# Task brief
Search the records for the word "letter" and pick out every line that has it.

# Listed entries
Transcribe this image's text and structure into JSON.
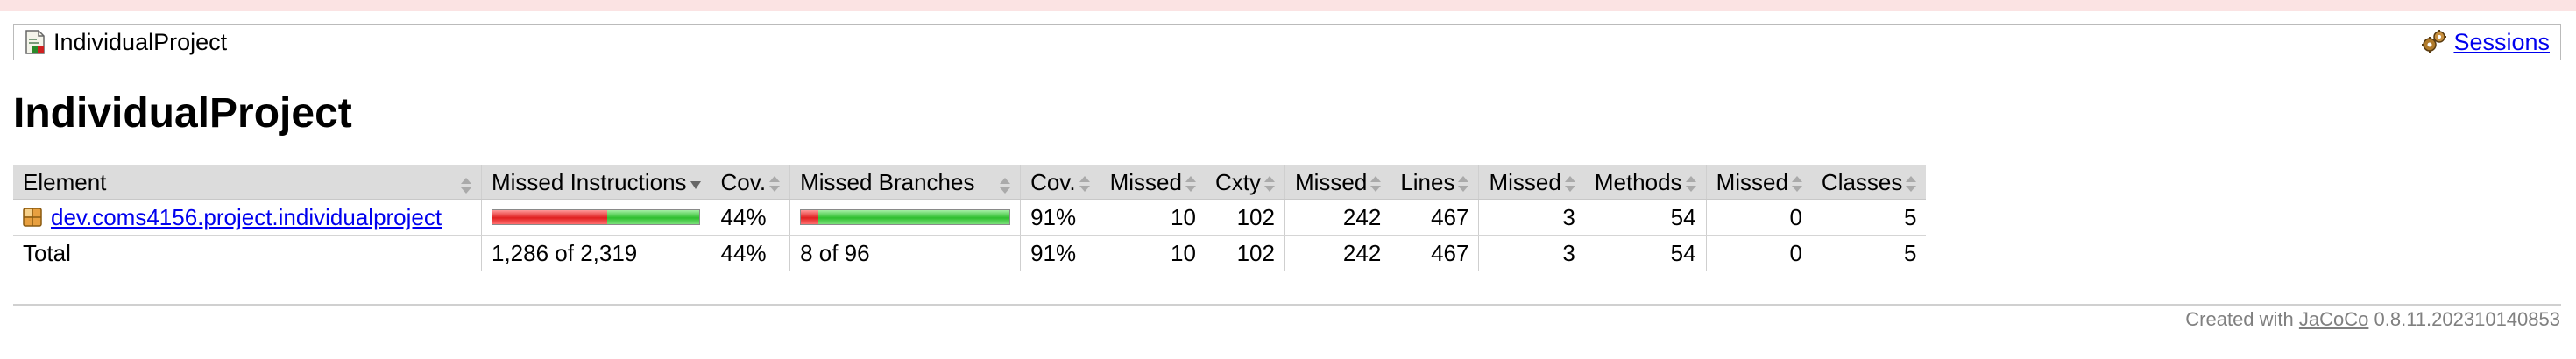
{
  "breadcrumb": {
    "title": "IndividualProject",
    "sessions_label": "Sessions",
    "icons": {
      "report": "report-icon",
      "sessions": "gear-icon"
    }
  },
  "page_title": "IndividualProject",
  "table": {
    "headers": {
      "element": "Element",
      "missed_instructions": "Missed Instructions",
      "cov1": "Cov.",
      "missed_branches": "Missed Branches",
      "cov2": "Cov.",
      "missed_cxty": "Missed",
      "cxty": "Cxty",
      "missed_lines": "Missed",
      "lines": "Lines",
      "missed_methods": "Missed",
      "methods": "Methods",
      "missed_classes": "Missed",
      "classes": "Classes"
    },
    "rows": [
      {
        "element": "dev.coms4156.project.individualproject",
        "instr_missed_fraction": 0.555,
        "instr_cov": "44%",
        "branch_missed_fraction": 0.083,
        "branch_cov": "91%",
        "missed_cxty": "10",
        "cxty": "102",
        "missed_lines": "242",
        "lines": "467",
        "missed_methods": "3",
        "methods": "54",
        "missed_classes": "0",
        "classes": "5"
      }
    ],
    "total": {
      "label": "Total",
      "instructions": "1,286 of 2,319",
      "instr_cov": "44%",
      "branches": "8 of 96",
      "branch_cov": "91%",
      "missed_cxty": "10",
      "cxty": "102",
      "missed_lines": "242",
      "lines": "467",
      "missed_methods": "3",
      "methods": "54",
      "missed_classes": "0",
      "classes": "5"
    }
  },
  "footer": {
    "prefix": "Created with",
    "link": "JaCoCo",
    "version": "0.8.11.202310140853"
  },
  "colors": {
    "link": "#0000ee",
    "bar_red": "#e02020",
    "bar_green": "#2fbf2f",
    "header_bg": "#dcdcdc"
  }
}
--
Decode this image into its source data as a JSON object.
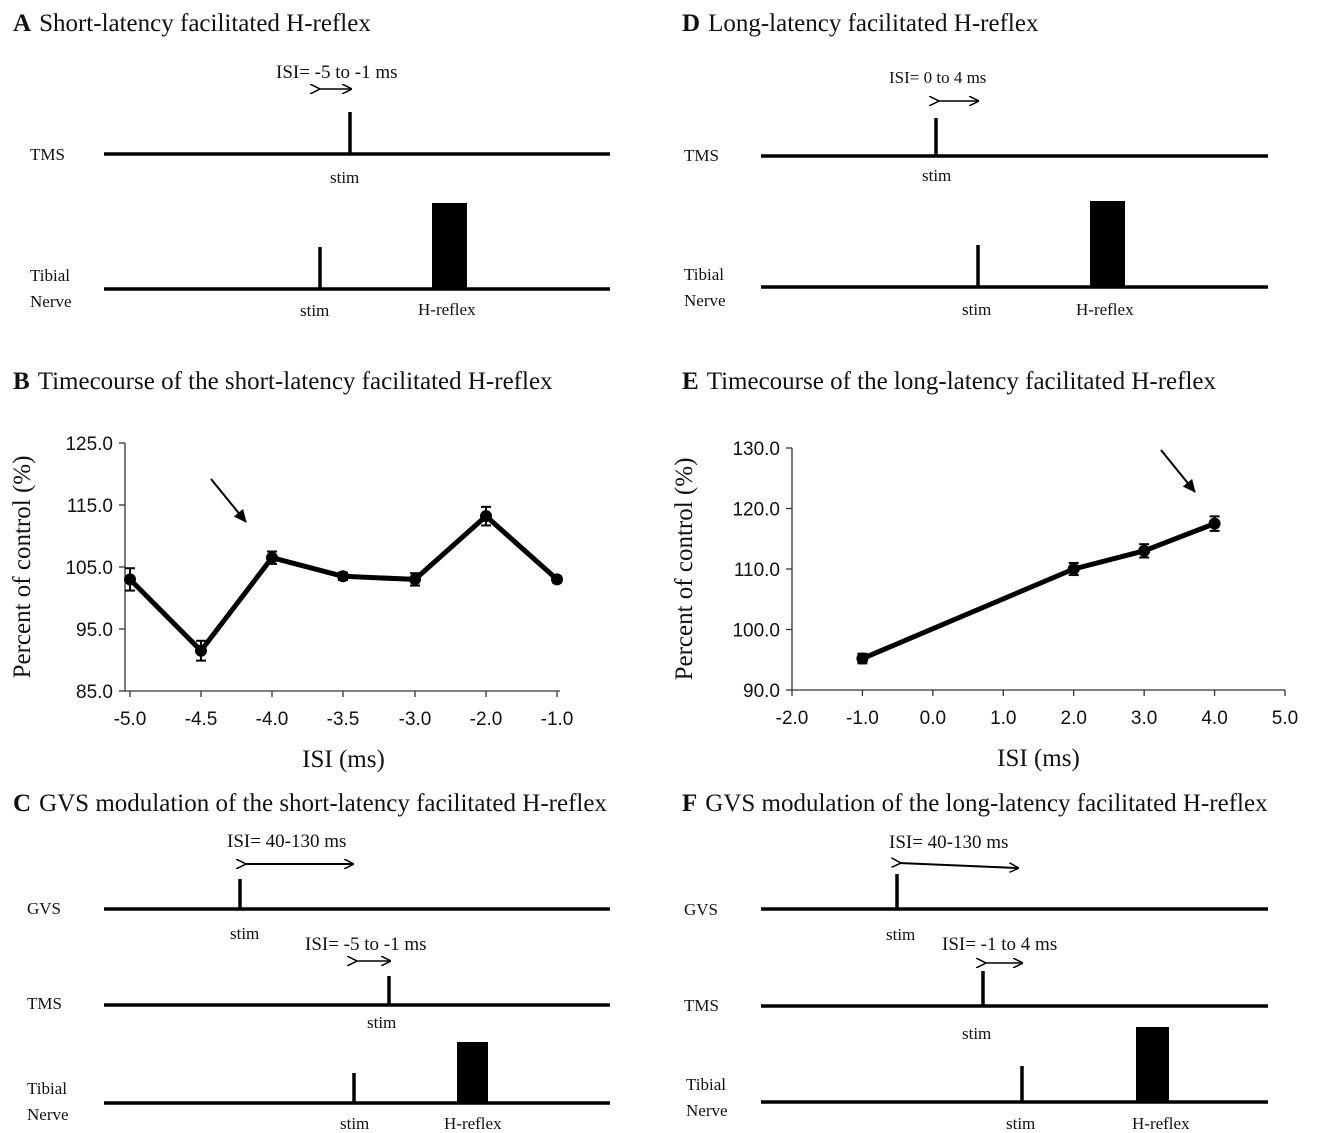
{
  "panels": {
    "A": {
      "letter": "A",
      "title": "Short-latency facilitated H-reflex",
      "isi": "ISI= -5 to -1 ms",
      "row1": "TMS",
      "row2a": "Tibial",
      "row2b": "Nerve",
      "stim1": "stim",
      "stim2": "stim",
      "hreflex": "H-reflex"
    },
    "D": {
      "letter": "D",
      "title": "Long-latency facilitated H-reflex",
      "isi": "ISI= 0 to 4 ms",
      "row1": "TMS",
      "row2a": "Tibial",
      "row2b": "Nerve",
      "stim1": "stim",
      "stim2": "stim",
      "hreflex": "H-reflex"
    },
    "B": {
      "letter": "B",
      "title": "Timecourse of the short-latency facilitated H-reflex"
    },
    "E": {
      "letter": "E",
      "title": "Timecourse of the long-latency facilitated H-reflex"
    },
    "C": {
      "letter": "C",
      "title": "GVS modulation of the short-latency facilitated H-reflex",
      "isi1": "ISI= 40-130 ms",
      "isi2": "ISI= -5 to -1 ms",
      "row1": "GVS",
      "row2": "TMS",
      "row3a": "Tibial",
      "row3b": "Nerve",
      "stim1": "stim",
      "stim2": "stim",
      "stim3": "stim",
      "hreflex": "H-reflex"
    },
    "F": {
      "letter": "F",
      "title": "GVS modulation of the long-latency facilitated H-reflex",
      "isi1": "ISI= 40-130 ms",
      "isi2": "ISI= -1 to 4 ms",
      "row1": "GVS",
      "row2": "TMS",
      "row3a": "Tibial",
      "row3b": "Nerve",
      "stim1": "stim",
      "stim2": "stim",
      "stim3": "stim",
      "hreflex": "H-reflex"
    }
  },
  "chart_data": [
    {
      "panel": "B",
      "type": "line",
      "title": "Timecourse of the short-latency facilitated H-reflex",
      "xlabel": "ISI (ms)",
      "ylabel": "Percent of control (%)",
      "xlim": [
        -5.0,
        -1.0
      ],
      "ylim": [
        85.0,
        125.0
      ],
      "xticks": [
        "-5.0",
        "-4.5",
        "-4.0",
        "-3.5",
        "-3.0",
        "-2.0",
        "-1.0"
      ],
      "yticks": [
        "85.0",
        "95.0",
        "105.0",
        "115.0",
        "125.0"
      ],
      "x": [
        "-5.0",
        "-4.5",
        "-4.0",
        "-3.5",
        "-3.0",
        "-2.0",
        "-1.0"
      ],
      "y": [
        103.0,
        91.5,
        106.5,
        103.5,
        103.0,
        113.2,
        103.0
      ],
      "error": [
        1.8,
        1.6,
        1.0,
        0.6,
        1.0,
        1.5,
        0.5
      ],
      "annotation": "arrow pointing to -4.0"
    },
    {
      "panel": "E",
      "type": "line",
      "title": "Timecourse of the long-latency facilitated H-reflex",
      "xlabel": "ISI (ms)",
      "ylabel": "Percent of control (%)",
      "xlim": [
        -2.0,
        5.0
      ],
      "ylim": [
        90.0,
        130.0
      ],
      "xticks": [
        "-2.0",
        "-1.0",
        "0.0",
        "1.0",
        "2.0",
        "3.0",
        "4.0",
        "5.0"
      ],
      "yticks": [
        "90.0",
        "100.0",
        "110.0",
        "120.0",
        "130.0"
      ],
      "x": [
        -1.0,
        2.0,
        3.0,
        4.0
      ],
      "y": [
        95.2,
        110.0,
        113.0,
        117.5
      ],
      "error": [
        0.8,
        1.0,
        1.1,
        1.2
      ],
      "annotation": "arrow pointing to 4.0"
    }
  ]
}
--
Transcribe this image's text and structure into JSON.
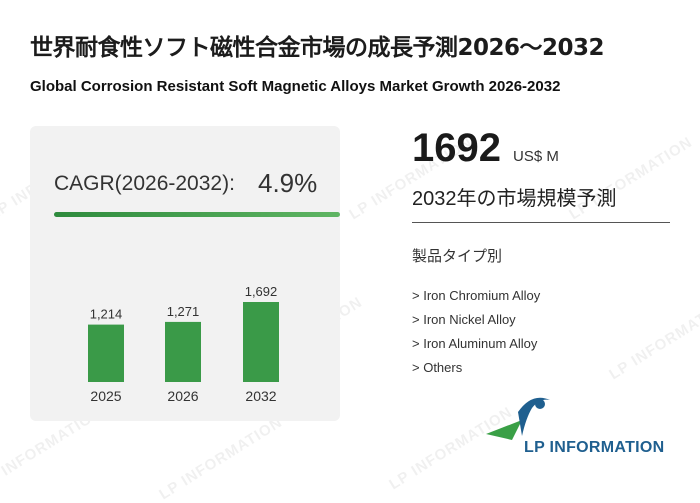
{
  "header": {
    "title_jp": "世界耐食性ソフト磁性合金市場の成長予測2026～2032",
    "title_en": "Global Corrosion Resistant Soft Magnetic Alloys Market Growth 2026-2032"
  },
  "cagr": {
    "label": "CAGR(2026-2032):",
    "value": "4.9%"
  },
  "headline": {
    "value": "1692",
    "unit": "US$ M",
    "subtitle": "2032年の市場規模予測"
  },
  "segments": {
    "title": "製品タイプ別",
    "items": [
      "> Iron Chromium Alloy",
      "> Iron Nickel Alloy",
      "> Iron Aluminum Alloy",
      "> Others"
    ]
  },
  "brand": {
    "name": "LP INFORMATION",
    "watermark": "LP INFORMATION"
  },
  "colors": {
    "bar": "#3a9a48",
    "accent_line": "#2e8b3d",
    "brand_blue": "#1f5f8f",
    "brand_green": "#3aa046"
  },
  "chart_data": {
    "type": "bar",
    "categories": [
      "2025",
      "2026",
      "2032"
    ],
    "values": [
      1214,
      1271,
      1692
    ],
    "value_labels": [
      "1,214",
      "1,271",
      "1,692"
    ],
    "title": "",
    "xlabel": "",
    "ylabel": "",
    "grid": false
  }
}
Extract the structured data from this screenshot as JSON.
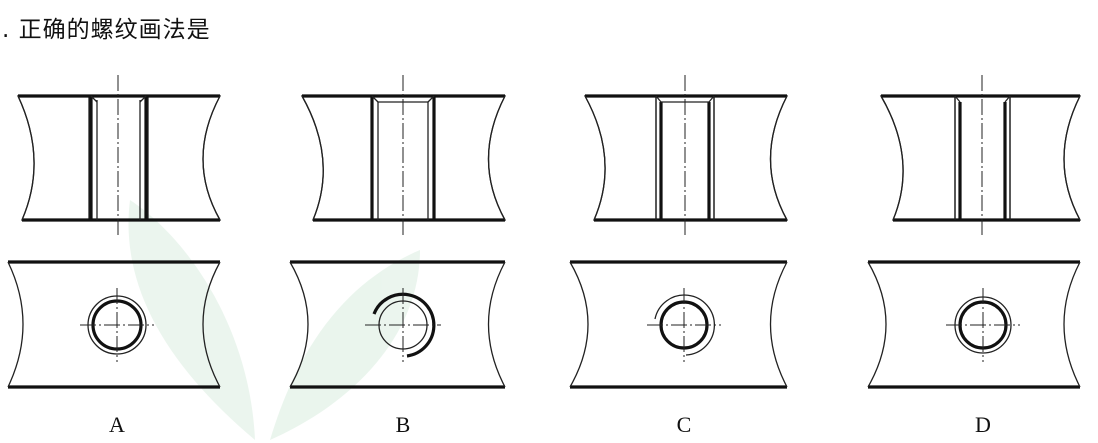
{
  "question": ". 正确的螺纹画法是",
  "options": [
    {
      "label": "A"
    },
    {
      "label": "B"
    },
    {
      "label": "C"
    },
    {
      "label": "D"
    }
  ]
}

# Answer to this task
      "letter": "A",
      "letter": "D",
      "letter": "B",
      "letter": "E",
      "letter": "C",
      "letter": "F",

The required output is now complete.